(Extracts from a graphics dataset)

○ ○ ○ ○

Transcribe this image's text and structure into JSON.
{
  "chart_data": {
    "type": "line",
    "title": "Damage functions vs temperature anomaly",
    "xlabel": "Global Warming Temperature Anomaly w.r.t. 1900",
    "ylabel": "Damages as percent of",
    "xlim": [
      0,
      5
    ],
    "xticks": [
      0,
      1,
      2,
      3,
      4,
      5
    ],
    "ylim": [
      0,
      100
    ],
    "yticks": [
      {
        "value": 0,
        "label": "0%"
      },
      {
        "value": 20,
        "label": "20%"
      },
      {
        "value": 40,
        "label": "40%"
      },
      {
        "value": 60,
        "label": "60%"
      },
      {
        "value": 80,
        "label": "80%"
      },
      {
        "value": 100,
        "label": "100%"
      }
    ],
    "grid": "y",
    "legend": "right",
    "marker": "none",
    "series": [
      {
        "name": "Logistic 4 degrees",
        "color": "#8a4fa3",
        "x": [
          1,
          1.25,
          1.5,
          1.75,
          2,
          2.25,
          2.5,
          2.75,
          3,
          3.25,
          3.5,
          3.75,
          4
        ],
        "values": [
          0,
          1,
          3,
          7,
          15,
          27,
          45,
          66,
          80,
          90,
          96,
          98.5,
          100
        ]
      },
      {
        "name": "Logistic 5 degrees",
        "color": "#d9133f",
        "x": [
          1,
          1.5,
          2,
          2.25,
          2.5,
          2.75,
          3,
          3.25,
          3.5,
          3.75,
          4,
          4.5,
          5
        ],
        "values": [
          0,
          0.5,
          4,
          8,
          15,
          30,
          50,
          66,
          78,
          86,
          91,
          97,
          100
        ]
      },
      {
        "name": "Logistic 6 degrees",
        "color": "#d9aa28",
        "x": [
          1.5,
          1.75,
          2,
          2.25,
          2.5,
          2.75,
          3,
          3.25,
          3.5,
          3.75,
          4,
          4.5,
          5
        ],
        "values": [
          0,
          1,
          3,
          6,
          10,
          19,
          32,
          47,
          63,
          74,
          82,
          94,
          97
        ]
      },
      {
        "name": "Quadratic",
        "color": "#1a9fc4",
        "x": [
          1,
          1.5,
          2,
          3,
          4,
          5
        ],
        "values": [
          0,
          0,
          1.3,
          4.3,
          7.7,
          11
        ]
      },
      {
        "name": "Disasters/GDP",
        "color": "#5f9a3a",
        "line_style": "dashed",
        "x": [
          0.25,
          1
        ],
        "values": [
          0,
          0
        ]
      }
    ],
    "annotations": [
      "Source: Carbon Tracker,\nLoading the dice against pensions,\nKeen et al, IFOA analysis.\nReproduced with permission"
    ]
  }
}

○ ○ ○ ○

[Stated problem] Copy out the full listing exactly.

[Written solution]
Transcribe this image's text and structure into JSON.
{
  "chart_data": {
    "type": "line",
    "title": "Damage functions vs temperature anomaly",
    "xlabel": "Global Warming Temperature Anomaly w.r.t. 1900",
    "ylabel": "Damages as percent of",
    "xlim": [
      0,
      5
    ],
    "xticks": [
      0,
      1,
      2,
      3,
      4,
      5
    ],
    "ylim": [
      0,
      100
    ],
    "yticks": [
      {
        "value": 0,
        "label": "0%"
      },
      {
        "value": 20,
        "label": "20%"
      },
      {
        "value": 40,
        "label": "40%"
      },
      {
        "value": 60,
        "label": "60%"
      },
      {
        "value": 80,
        "label": "80%"
      },
      {
        "value": 100,
        "label": "100%"
      }
    ],
    "grid": "y",
    "legend": "right",
    "marker": "none",
    "series": [
      {
        "name": "Logistic 4 degrees",
        "color": "#8a4fa3",
        "x": [
          1,
          1.25,
          1.5,
          1.75,
          2,
          2.25,
          2.5,
          2.75,
          3,
          3.25,
          3.5,
          3.75,
          4
        ],
        "values": [
          0,
          1,
          3,
          7,
          15,
          27,
          45,
          66,
          80,
          90,
          96,
          98.5,
          100
        ]
      },
      {
        "name": "Logistic 5 degrees",
        "color": "#d9133f",
        "x": [
          1,
          1.5,
          2,
          2.25,
          2.5,
          2.75,
          3,
          3.25,
          3.5,
          3.75,
          4,
          4.5,
          5
        ],
        "values": [
          0,
          0.5,
          4,
          8,
          15,
          30,
          50,
          66,
          78,
          86,
          91,
          97,
          100
        ]
      },
      {
        "name": "Logistic 6 degrees",
        "color": "#d9aa28",
        "x": [
          1.5,
          1.75,
          2,
          2.25,
          2.5,
          2.75,
          3,
          3.25,
          3.5,
          3.75,
          4,
          4.5,
          5
        ],
        "values": [
          0,
          1,
          3,
          6,
          10,
          19,
          32,
          47,
          63,
          74,
          82,
          94,
          97
        ]
      },
      {
        "name": "Quadratic",
        "color": "#1a9fc4",
        "x": [
          1,
          1.5,
          2,
          3,
          4,
          5
        ],
        "values": [
          0,
          0,
          1.3,
          4.3,
          7.7,
          11
        ]
      },
      {
        "name": "Disasters/GDP",
        "color": "#5f9a3a",
        "line_style": "dashed",
        "x": [
          0.25,
          1
        ],
        "values": [
          0,
          0
        ]
      }
    ],
    "annotations": [
      "Source: Carbon Tracker,\nLoading the dice against pensions,\nKeen et al, IFOA analysis.\nReproduced with permission"
    ]
  }
}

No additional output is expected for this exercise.